SHORT EXERCISE :: Every line that includes the word "your" is to be listed.

SOURCE RECORDS ::

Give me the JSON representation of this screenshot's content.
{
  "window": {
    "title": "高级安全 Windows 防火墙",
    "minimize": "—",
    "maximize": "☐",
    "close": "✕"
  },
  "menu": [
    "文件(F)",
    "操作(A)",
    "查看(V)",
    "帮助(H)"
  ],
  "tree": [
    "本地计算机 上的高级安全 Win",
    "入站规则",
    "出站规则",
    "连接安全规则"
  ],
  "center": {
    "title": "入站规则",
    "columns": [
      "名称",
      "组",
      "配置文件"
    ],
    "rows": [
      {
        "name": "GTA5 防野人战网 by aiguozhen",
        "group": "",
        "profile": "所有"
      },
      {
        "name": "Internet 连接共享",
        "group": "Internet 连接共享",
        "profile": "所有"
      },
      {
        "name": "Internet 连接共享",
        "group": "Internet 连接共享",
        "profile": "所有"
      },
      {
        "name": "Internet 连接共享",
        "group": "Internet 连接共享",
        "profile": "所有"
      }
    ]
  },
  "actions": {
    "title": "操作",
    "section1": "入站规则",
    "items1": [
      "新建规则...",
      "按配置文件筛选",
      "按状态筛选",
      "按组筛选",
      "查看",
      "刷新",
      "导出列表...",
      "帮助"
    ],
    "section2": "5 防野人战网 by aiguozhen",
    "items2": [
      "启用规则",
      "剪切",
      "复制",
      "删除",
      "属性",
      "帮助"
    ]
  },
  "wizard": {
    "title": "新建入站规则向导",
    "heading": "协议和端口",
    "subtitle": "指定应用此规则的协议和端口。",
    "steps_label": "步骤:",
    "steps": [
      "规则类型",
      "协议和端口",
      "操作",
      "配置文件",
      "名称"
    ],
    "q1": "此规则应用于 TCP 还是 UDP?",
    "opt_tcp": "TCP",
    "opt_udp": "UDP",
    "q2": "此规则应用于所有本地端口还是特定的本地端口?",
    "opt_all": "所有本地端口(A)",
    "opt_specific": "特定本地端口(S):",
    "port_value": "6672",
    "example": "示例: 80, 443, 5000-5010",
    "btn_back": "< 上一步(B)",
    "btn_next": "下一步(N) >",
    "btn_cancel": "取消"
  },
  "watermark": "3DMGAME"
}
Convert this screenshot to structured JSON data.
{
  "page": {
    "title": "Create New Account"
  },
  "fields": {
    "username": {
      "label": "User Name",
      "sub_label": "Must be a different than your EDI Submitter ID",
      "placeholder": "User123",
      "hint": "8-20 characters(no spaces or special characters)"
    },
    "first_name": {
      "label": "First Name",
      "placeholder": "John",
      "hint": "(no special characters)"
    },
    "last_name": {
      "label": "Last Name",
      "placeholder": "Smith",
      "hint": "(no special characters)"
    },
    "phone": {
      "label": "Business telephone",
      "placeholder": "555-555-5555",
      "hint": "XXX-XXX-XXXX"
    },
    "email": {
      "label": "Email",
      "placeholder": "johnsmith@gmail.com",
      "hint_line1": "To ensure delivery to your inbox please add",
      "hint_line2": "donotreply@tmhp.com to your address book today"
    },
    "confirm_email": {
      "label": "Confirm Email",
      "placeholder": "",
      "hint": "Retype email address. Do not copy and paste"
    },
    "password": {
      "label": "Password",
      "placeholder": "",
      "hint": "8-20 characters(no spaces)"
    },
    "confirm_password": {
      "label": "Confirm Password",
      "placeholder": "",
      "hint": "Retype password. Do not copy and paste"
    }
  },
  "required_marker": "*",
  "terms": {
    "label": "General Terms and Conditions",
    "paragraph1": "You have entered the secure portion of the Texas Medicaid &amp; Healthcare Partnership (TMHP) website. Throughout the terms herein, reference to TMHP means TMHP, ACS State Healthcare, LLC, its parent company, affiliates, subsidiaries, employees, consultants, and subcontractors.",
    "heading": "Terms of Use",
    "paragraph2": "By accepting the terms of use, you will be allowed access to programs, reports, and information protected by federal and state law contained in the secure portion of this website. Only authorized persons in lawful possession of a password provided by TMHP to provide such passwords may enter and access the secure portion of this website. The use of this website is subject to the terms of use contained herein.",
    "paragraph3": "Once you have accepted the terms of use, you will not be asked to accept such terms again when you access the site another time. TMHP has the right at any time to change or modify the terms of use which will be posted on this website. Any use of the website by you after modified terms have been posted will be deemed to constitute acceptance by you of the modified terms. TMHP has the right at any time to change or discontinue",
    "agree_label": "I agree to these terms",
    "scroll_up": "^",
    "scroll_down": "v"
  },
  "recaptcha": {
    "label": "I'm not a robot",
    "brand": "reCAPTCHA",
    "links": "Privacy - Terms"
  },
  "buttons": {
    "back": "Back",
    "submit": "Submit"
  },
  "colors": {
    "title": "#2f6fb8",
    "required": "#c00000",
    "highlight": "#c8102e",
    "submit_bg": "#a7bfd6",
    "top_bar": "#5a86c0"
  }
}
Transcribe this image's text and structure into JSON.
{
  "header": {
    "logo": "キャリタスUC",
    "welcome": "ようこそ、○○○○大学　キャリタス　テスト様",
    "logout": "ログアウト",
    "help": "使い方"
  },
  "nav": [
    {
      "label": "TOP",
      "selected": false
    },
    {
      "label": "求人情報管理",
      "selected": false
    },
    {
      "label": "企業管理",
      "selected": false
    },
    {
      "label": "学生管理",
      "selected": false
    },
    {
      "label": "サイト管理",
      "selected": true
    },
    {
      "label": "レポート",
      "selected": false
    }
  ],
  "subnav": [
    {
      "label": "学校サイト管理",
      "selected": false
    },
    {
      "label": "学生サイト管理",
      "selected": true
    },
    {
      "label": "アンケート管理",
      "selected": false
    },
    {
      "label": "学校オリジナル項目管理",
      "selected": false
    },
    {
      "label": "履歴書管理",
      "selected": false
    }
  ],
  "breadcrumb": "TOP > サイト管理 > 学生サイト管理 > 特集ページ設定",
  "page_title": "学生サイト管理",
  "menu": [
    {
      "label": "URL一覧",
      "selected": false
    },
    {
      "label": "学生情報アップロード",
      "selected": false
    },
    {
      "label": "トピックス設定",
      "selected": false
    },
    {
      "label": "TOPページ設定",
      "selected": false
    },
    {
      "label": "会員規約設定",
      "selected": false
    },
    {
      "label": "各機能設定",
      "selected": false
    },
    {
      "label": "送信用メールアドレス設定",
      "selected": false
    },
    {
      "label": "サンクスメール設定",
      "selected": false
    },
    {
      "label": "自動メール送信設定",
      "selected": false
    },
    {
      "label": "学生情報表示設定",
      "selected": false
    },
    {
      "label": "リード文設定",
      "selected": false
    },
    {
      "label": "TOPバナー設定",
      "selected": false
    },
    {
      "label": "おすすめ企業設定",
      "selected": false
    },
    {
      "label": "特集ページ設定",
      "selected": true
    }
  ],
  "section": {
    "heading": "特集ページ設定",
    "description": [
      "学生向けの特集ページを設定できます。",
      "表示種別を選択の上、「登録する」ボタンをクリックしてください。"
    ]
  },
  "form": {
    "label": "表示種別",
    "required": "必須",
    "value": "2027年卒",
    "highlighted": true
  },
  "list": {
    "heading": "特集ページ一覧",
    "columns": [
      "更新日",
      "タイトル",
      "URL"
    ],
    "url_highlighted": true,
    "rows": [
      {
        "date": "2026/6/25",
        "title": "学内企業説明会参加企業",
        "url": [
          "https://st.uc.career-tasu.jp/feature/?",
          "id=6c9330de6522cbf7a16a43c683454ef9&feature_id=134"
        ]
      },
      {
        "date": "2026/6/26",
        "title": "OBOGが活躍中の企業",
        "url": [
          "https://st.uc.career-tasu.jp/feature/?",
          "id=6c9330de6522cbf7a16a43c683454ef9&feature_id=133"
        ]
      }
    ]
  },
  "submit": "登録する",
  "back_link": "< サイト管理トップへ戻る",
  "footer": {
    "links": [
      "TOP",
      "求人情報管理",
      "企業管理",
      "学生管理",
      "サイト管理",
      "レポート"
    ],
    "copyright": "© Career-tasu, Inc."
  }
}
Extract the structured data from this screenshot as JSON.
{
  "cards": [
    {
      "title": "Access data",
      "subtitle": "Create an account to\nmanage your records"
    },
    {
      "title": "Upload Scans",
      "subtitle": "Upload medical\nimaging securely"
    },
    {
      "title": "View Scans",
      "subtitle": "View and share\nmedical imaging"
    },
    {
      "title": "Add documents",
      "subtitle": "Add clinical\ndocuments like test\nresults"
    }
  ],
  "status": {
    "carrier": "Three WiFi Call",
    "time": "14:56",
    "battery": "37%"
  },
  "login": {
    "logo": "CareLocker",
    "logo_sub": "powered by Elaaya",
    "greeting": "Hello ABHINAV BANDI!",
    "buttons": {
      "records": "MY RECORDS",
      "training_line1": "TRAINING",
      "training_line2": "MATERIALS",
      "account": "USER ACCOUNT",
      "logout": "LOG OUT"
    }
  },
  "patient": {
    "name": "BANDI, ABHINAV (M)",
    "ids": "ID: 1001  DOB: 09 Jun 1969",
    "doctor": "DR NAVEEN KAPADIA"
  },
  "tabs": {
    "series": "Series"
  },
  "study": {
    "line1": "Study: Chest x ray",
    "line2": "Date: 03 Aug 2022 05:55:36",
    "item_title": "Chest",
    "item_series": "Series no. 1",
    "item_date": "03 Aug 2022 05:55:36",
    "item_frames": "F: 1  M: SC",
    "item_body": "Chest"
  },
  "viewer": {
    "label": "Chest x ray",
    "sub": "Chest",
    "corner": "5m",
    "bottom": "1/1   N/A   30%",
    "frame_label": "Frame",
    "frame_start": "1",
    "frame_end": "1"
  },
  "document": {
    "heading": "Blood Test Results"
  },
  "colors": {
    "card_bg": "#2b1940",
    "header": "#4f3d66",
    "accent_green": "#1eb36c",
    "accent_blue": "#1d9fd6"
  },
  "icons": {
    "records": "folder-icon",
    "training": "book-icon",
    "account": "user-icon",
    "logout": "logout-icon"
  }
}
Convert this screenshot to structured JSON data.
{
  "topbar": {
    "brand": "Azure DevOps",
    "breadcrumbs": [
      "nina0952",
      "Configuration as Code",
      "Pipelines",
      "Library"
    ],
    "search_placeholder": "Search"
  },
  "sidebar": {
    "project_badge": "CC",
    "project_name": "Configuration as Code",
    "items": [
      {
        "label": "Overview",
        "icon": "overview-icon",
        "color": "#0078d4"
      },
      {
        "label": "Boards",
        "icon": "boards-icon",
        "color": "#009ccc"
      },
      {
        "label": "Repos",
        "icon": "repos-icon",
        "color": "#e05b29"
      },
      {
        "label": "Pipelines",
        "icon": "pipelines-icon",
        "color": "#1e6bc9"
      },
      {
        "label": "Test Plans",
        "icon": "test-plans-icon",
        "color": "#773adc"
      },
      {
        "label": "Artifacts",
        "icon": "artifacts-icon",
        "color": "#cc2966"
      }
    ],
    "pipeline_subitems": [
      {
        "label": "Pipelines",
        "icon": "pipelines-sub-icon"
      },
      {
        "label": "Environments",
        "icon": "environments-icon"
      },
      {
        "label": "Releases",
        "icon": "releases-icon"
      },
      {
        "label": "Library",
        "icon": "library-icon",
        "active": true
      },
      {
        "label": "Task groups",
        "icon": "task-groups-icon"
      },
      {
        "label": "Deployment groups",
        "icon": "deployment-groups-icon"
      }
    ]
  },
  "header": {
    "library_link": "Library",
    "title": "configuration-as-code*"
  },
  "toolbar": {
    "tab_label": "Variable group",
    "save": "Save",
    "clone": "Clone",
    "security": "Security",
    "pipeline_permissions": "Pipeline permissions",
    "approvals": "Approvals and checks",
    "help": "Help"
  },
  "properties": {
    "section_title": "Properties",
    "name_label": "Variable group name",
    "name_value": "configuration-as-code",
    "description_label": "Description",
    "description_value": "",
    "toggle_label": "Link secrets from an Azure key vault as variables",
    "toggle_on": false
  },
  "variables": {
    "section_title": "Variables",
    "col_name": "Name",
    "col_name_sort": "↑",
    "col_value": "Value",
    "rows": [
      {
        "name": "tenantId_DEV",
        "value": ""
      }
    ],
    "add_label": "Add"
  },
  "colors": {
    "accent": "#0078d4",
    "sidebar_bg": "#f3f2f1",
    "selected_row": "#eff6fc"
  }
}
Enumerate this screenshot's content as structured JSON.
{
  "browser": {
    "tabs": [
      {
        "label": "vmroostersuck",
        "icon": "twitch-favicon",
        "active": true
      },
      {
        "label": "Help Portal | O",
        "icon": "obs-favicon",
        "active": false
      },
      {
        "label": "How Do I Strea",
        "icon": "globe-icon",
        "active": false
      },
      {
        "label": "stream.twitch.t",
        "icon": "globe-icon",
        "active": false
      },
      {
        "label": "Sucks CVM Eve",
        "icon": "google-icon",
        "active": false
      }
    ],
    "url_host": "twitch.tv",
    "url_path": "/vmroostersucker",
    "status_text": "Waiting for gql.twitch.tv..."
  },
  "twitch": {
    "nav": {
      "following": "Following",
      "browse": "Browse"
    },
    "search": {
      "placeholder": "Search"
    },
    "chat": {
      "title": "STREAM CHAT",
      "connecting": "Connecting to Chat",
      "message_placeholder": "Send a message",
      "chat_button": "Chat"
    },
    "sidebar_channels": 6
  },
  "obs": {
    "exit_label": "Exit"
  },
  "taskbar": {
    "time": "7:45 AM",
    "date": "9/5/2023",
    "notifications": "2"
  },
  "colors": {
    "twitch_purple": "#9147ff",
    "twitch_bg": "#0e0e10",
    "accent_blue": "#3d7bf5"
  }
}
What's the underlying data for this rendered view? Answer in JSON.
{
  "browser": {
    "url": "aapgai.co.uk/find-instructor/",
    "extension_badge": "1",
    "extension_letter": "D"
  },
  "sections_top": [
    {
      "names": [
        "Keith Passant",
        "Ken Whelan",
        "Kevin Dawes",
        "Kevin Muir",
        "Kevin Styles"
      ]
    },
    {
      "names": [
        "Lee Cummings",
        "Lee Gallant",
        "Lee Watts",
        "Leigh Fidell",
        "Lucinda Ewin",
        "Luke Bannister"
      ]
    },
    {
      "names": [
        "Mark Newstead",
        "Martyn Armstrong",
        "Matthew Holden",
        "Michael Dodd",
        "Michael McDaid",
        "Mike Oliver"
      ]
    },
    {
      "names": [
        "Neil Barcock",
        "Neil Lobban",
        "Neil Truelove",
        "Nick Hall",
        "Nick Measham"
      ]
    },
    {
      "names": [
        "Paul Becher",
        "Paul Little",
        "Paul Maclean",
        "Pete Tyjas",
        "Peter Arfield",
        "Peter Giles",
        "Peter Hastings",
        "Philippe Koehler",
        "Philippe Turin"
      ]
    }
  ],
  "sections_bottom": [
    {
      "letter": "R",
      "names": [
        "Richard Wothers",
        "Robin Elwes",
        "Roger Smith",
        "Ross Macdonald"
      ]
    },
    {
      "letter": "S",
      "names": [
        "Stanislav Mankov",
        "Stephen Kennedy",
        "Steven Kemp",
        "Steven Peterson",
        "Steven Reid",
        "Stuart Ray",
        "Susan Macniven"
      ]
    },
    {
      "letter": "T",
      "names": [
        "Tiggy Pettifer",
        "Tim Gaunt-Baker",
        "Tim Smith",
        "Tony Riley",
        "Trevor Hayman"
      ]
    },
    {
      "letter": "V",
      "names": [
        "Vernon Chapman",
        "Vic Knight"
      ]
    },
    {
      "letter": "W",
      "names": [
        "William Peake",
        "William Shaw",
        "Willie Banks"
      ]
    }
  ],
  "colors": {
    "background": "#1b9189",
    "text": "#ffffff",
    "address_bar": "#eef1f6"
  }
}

SOLUTION TO THE EXERCISE ::
      "sub_label": "Must be a different than your EDI Submitter ID",
      "hint_line1": "To ensure delivery to your inbox please add",
      "hint_line2": "donotreply@tmhp.com to your address book today"
      "subtitle": "Create an account to\nmanage your records"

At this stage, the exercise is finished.